• **Instruction**
Copy all lines that contain the word "both".

╭──

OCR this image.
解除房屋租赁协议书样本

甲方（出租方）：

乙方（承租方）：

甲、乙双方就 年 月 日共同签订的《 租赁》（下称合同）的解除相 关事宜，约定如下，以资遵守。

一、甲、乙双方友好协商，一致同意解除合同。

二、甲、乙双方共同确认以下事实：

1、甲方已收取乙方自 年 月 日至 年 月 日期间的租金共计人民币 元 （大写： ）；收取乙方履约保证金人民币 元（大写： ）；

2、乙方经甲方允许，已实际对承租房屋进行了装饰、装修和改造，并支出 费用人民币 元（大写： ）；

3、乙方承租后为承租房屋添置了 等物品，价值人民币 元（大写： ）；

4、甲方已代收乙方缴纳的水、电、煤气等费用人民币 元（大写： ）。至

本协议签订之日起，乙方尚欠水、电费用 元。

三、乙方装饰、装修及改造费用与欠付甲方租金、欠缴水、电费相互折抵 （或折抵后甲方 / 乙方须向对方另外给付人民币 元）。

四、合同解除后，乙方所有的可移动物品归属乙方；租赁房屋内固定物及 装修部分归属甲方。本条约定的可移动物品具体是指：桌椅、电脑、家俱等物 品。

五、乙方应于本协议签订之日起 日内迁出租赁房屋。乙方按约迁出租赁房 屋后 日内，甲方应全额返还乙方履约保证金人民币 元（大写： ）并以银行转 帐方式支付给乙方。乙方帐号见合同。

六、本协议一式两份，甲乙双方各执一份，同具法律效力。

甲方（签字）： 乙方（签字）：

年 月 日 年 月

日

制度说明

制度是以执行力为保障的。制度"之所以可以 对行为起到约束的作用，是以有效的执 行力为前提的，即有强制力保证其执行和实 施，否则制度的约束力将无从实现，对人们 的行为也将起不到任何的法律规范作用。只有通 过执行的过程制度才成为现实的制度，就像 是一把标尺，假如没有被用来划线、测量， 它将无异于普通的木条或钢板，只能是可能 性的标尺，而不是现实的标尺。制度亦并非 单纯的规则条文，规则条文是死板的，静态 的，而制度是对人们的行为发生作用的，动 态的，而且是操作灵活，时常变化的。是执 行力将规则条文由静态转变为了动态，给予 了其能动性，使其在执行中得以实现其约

╰──
╭──

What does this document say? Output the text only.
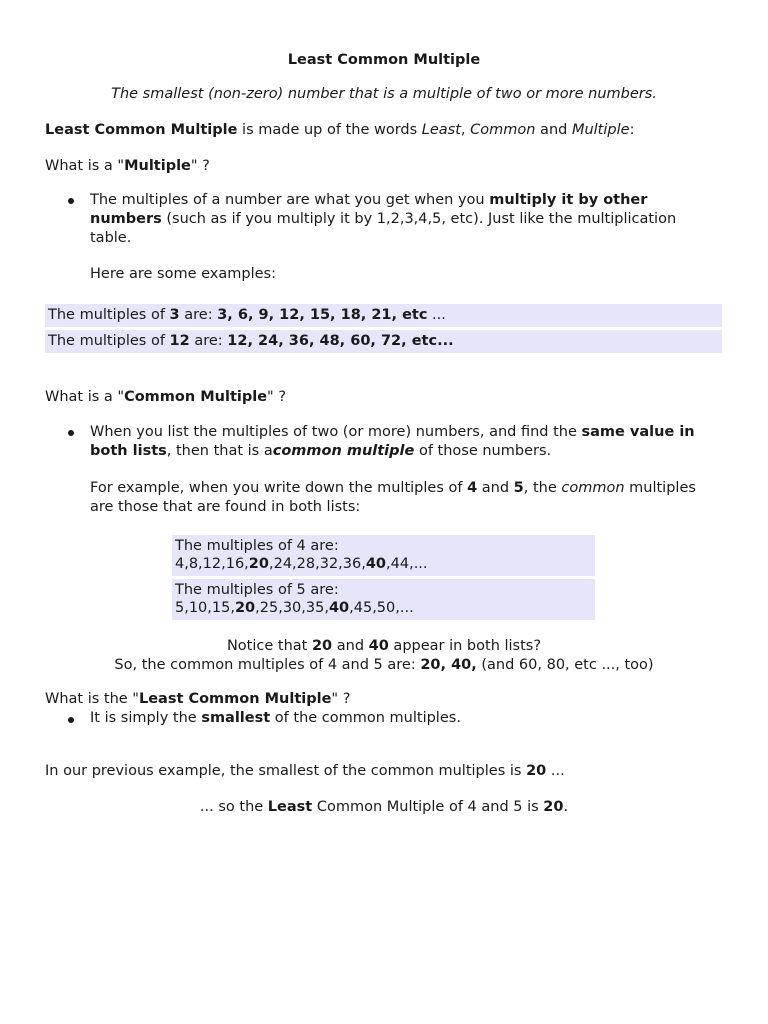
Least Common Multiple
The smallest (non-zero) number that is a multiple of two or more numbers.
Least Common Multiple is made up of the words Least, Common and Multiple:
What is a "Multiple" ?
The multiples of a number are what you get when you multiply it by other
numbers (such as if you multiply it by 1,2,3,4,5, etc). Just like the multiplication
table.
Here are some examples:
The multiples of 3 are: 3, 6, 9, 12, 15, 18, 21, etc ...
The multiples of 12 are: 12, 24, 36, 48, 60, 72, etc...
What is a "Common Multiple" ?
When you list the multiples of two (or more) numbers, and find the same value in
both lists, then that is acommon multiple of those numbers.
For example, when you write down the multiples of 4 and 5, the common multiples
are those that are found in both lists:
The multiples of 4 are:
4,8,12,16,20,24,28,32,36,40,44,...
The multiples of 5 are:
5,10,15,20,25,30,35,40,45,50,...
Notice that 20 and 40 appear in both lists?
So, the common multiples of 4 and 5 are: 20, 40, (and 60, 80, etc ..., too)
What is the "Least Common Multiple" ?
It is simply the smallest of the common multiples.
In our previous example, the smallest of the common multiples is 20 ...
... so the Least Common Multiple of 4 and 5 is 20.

╰──

• **The reply**
both lists, then that is acommon multiple of those numbers.
are those that are found in both lists:
Notice that 20 and 40 appear in both lists?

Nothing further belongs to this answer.